_EXERCISE GOAL:_ Each line that holds the word "After" is to be identified and copied.

[Extracts from a graphics dataset]
■ ■ ■ ■ ■ ■ ■
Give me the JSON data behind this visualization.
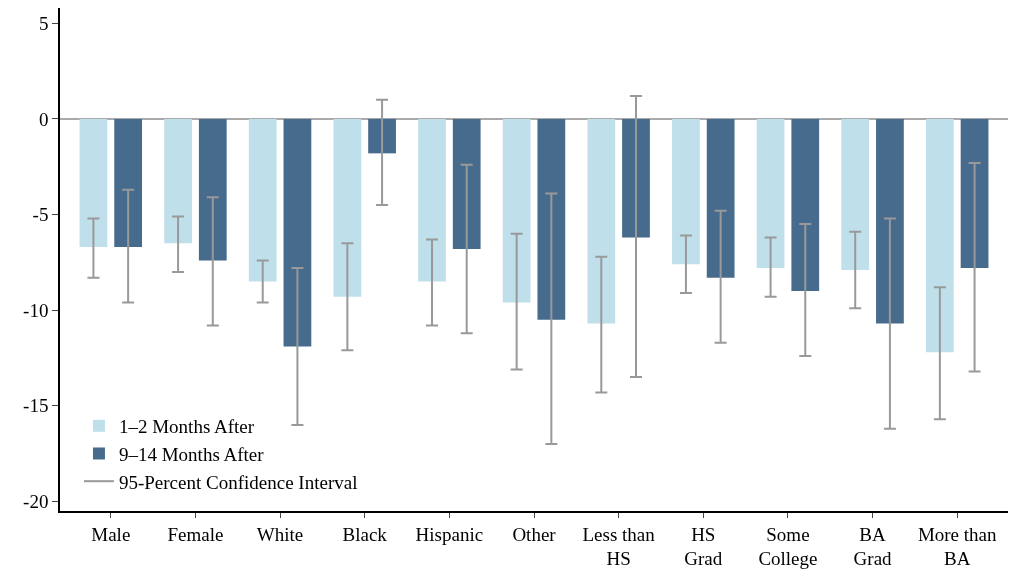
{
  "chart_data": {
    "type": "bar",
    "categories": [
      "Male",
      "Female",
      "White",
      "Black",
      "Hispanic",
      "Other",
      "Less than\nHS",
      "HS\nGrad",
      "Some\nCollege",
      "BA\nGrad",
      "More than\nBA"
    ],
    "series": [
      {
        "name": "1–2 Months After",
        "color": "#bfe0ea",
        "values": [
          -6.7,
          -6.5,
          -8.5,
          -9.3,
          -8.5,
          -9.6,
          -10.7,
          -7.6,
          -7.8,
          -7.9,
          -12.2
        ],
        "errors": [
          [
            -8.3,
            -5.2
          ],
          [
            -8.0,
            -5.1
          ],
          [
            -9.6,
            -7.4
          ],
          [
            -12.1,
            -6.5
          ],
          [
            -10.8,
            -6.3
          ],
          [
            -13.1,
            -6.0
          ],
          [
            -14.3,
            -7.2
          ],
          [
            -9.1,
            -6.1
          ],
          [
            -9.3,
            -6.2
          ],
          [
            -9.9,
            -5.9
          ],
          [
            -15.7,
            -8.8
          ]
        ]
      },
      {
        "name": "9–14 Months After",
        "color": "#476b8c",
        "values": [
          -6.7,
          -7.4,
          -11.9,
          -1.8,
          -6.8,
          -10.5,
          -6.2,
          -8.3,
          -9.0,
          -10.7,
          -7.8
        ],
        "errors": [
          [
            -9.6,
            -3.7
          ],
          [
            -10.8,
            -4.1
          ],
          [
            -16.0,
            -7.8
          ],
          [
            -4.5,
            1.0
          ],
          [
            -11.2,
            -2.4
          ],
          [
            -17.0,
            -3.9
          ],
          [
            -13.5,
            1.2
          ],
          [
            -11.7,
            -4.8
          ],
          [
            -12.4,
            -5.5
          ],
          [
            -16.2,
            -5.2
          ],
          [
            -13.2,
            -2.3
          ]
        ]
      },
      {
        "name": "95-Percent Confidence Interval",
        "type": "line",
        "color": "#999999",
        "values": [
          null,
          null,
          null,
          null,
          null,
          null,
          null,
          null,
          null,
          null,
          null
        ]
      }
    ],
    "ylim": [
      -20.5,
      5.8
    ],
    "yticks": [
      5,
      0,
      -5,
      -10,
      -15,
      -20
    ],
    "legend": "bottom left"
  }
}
■ ■ ■ ■ ■ ■ ■
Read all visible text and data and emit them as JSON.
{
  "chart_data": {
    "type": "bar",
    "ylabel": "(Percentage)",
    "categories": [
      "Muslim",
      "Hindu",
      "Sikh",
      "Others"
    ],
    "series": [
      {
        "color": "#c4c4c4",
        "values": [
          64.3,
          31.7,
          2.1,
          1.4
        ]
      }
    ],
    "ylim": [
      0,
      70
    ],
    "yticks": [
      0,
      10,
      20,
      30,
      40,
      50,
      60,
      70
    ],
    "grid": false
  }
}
■ ■ ■ ■ ■ ■ ■
_ANSWER FOR THIS EXERCISE:_
        "name": "1–2 Months After",
        "name": "9–14 Months After",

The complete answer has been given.